[Stored records]
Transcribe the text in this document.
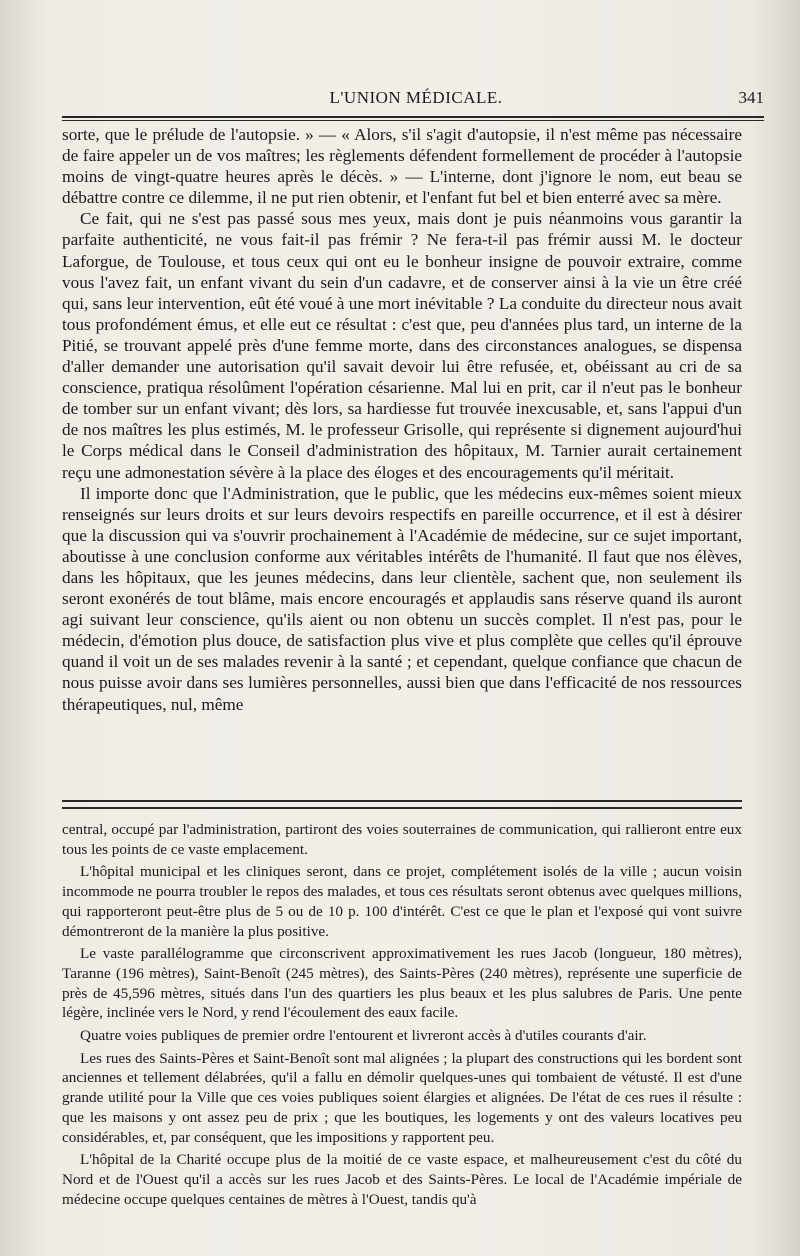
L'UNION MÉDICALE.	341

sorte, que le prélude de l'autopsie. » — « Alors, s'il s'agit d'autopsie, il n'est même pas nécessaire de faire appeler un de vos maîtres; les règlements défendent formellement de procéder à l'autopsie moins de vingt-quatre heures après le décès. » — L'interne, dont j'ignore le nom, eut beau se débattre contre ce dilemme, il ne put rien obtenir, et l'enfant fut bel et bien enterré avec sa mère.

Ce fait, qui ne s'est pas passé sous mes yeux, mais dont je puis néanmoins vous garantir la parfaite authenticité, ne vous fait-il pas frémir ? Ne fera-t-il pas frémir aussi M. le docteur Laforgue, de Toulouse, et tous ceux qui ont eu le bonheur insigne de pouvoir extraire, comme vous l'avez fait, un enfant vivant du sein d'un cadavre, et de conserver ainsi à la vie un être créé qui, sans leur intervention, eût été voué à une mort inévitable ? La conduite du directeur nous avait tous profondément émus, et elle eut ce résultat : c'est que, peu d'années plus tard, un interne de la Pitié, se trouvant appelé près d'une femme morte, dans des circonstances analogues, se dispensa d'aller demander une autorisation qu'il savait devoir lui être refusée, et, obéissant au cri de sa conscience, pratiqua résolûment l'opération césarienne. Mal lui en prit, car il n'eut pas le bonheur de tomber sur un enfant vivant; dès lors, sa hardiesse fut trouvée inexcusable, et, sans l'appui d'un de nos maîtres les plus estimés, M. le professeur Grisolle, qui représente si dignement aujourd'hui le Corps médical dans le Conseil d'administration des hôpitaux, M. Tarnier aurait certainement reçu une admonestation sévère à la place des éloges et des encouragements qu'il méritait.

Il importe donc que l'Administration, que le public, que les médecins eux-mêmes soient mieux renseignés sur leurs droits et sur leurs devoirs respectifs en pareille occurrence, et il est à désirer que la discussion qui va s'ouvrir prochainement à l'Académie de médecine, sur ce sujet important, aboutisse à une conclusion conforme aux véritables intérêts de l'humanité. Il faut que nos élèves, dans les hôpitaux, que les jeunes médecins, dans leur clientèle, sachent que, non seulement ils seront exonérés de tout blâme, mais encore encouragés et applaudis sans réserve quand ils auront agi suivant leur conscience, qu'ils aient ou non obtenu un succès complet. Il n'est pas, pour le médecin, d'émotion plus douce, de satisfaction plus vive et plus complète que celles qu'il éprouve quand il voit un de ses malades revenir à la santé ; et cependant, quelque confiance que chacun de nous puisse avoir dans ses lumières personnelles, aussi bien que dans l'efficacité de nos ressources thérapeutiques, nul, même

central, occupé par l'administration, partiront des voies souterraines de communication, qui rallieront entre eux tous les points de ce vaste emplacement.

L'hôpital municipal et les cliniques seront, dans ce projet, complétement isolés de la ville ; aucun voisin incommode ne pourra troubler le repos des malades, et tous ces résultats seront obtenus avec quelques millions, qui rapporteront peut-être plus de 5 ou de 10 p. 100 d'intérêt. C'est ce que le plan et l'exposé qui vont suivre démontreront de la manière la plus positive.

Le vaste parallélogramme que circonscrivent approximativement les rues Jacob (longueur, 180 mètres), Taranne (196 mètres), Saint-Benoît (245 mètres), des Saints-Pères (240 mètres), représente une superficie de près de 45,596 mètres, situés dans l'un des quartiers les plus beaux et les plus salubres de Paris. Une pente légère, inclinée vers le Nord, y rend l'écoulement des eaux facile.

Quatre voies publiques de premier ordre l'entourent et livreront accès à d'utiles courants d'air.

Les rues des Saints-Pères et Saint-Benoît sont mal alignées ; la plupart des constructions qui les bordent sont anciennes et tellement délabrées, qu'il a fallu en démolir quelques-unes qui tombaient de vétusté. Il est d'une grande utilité pour la Ville que ces voies publiques soient élargies et alignées. De l'état de ces rues il résulte : que les maisons y ont assez peu de prix ; que les boutiques, les logements y ont des valeurs locatives peu considérables, et, par conséquent, que les impositions y rapportent peu.

L'hôpital de la Charité occupe plus de la moitié de ce vaste espace, et malheureusement c'est du côté du Nord et de l'Ouest qu'il a accès sur les rues Jacob et des Saints-Pères. Le local de l'Académie impériale de médecine occupe quelques centaines de mètres à l'Ouest, tandis qu'à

### What you are asked to do
Identify the lines in the entries that hold "publiques" and return each one.

### Answer below
Quatre voies publiques de premier ordre l'entourent et livreront accès à d'utiles courants d'air.
Les rues des Saints-Pères et Saint-Benoît sont mal alignées ; la plupart des constructions qui les bordent sont anciennes et tellement délabrées, qu'il a fallu en démolir quelques-unes qui tombaient de vétusté. Il est d'une grande utilité pour la Ville que ces voies publiques soient élargies et alignées. De l'état de ces rues il résulte : que les maisons y ont assez peu de prix ; que les boutiques, les logements y ont des valeurs locatives peu considérables, et, par conséquent, que les impositions y rapportent peu.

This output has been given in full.